>> begin The data
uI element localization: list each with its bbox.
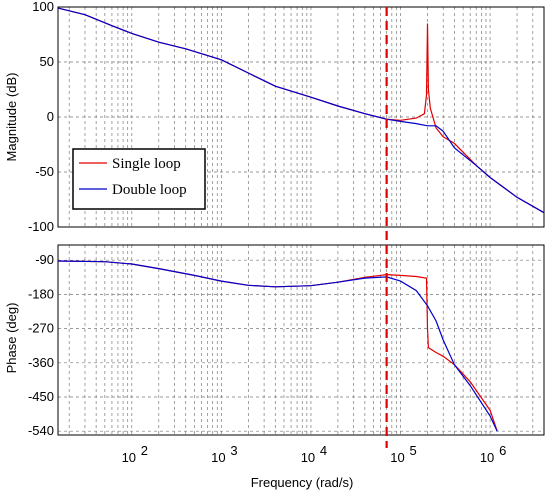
x-tick-exponent: 6	[499, 443, 506, 458]
phase-series-double-loop	[57, 260, 498, 432]
x-tick-exponent: 3	[230, 443, 237, 458]
phase-y-tick-label: -360	[28, 355, 54, 370]
x-tick-label: 10	[390, 450, 404, 465]
legend: Single loop Double loop	[72, 148, 206, 210]
magnitude-series-double-loop	[57, 7, 545, 214]
magnitude-y-tick-label: 0	[47, 109, 54, 124]
phase-frame	[57, 244, 545, 436]
x-tick-label: 10	[211, 450, 225, 465]
legend-label-double-loop: Double loop	[112, 182, 187, 198]
phase-y-tick-label: -540	[28, 423, 54, 438]
legend-label-single-loop: Single loop	[112, 156, 181, 172]
magnitude-y-tick-label: 100	[32, 0, 54, 14]
magnitude-y-tick-label: -100	[28, 219, 54, 234]
magnitude-y-axis-label: Magnitude (dB)	[4, 73, 19, 162]
phase-y-tick-label: -90	[35, 252, 54, 267]
x-tick-label: 10	[480, 450, 494, 465]
magnitude-y-tick-label: 50	[40, 54, 54, 69]
x-tick-label: 10	[301, 450, 315, 465]
phase-plot-area	[58, 245, 544, 435]
magnitude-y-tick-label: -50	[35, 164, 54, 179]
phase-y-tick-label: -270	[28, 321, 54, 336]
x-tick-exponent: 2	[141, 443, 148, 458]
legend-box	[72, 148, 206, 210]
phase-y-tick-label: -450	[28, 389, 54, 404]
phase-y-axis-label: Phase (deg)	[4, 303, 19, 374]
x-axis-label: Frequency (rad/s)	[251, 475, 354, 490]
magnitude-frame	[57, 6, 545, 228]
x-tick-exponent: 4	[320, 443, 327, 458]
phase-y-tick-label: -180	[28, 286, 54, 301]
phase-panel: -90 -180 -270 -360 -450 -540 10 2 10 3 10 4 10 5 10 6	[28, 244, 545, 465]
x-tick-exponent: 5	[410, 443, 417, 458]
x-tick-label: 10	[122, 450, 136, 465]
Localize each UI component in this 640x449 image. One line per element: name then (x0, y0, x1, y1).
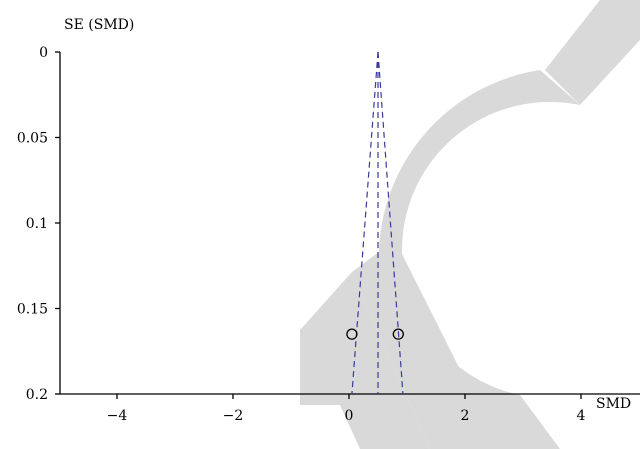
>> end The data
Identify each row above containing the string "frame", with case counting, and copy every such row in full.

Worked solution:
phase-frame	[57, 244, 545, 436]
magnitude-frame	[57, 6, 545, 228]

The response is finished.